EXTRACTED INFORMATION
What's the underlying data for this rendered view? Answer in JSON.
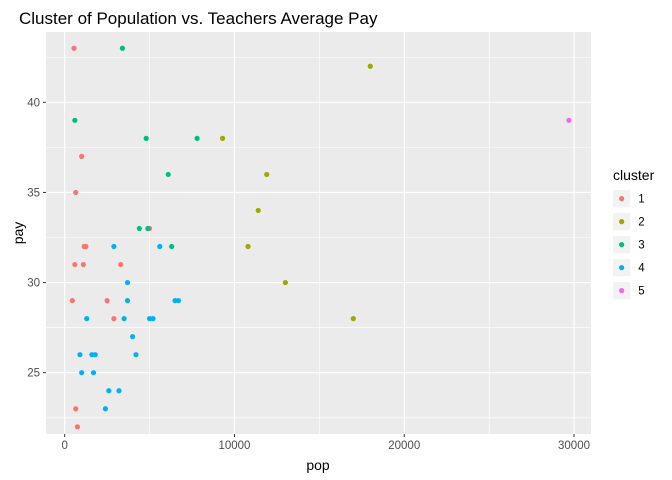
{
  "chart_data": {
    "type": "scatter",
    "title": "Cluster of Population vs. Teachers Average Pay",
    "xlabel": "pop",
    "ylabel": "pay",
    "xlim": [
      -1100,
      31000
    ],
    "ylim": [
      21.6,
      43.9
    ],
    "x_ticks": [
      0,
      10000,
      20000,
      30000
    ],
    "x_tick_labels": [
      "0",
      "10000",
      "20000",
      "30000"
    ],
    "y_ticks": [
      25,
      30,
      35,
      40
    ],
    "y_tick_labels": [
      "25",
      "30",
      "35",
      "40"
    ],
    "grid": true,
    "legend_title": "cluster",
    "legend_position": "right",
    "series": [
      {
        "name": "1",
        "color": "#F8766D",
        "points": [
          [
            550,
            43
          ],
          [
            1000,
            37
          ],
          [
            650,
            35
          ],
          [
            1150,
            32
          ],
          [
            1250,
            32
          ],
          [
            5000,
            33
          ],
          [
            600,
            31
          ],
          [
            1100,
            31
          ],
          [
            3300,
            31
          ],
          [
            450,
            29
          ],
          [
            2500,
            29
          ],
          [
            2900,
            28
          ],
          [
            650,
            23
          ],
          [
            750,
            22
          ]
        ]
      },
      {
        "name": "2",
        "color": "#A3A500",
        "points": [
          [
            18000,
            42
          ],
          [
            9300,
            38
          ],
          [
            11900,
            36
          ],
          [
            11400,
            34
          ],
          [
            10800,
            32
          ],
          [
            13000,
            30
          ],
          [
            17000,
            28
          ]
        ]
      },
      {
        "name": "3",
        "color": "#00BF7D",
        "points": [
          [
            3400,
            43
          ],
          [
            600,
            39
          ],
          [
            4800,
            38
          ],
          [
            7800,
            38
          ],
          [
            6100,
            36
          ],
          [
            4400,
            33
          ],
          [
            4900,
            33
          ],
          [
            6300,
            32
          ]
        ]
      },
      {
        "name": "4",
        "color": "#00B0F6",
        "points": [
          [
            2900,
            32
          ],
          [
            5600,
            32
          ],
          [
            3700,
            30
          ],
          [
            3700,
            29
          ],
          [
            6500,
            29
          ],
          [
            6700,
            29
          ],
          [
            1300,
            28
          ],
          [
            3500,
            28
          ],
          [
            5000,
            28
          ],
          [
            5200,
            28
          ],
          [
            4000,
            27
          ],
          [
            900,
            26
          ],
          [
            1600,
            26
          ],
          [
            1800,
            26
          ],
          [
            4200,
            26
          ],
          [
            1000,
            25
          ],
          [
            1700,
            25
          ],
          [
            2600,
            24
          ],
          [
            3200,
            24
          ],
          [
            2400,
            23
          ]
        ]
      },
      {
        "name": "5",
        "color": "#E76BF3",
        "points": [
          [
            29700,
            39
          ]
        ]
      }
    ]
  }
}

WORK REQUIRED
Above are records to transcribe exactly; leave their pictures out.

CORRECT RESULT
What's the underlying data for this rendered view? Answer in JSON.
{
  "chart_data": {
    "type": "scatter",
    "title": "Cluster of Population vs. Teachers Average Pay",
    "xlabel": "pop",
    "ylabel": "pay",
    "xlim": [
      -1100,
      31000
    ],
    "ylim": [
      21.6,
      43.9
    ],
    "x_ticks": [
      0,
      10000,
      20000,
      30000
    ],
    "x_tick_labels": [
      "0",
      "10000",
      "20000",
      "30000"
    ],
    "y_ticks": [
      25,
      30,
      35,
      40
    ],
    "y_tick_labels": [
      "25",
      "30",
      "35",
      "40"
    ],
    "grid": true,
    "legend_title": "cluster",
    "legend_position": "right",
    "series": [
      {
        "name": "1",
        "color": "#F8766D",
        "points": [
          [
            550,
            43
          ],
          [
            1000,
            37
          ],
          [
            650,
            35
          ],
          [
            1150,
            32
          ],
          [
            1250,
            32
          ],
          [
            5000,
            33
          ],
          [
            600,
            31
          ],
          [
            1100,
            31
          ],
          [
            3300,
            31
          ],
          [
            450,
            29
          ],
          [
            2500,
            29
          ],
          [
            2900,
            28
          ],
          [
            650,
            23
          ],
          [
            750,
            22
          ]
        ]
      },
      {
        "name": "2",
        "color": "#A3A500",
        "points": [
          [
            18000,
            42
          ],
          [
            9300,
            38
          ],
          [
            11900,
            36
          ],
          [
            11400,
            34
          ],
          [
            10800,
            32
          ],
          [
            13000,
            30
          ],
          [
            17000,
            28
          ]
        ]
      },
      {
        "name": "3",
        "color": "#00BF7D",
        "points": [
          [
            3400,
            43
          ],
          [
            600,
            39
          ],
          [
            4800,
            38
          ],
          [
            7800,
            38
          ],
          [
            6100,
            36
          ],
          [
            4400,
            33
          ],
          [
            4900,
            33
          ],
          [
            6300,
            32
          ]
        ]
      },
      {
        "name": "4",
        "color": "#00B0F6",
        "points": [
          [
            2900,
            32
          ],
          [
            5600,
            32
          ],
          [
            3700,
            30
          ],
          [
            3700,
            29
          ],
          [
            6500,
            29
          ],
          [
            6700,
            29
          ],
          [
            1300,
            28
          ],
          [
            3500,
            28
          ],
          [
            5000,
            28
          ],
          [
            5200,
            28
          ],
          [
            4000,
            27
          ],
          [
            900,
            26
          ],
          [
            1600,
            26
          ],
          [
            1800,
            26
          ],
          [
            4200,
            26
          ],
          [
            1000,
            25
          ],
          [
            1700,
            25
          ],
          [
            2600,
            24
          ],
          [
            3200,
            24
          ],
          [
            2400,
            23
          ]
        ]
      },
      {
        "name": "5",
        "color": "#E76BF3",
        "points": [
          [
            29700,
            39
          ]
        ]
      }
    ]
  }
}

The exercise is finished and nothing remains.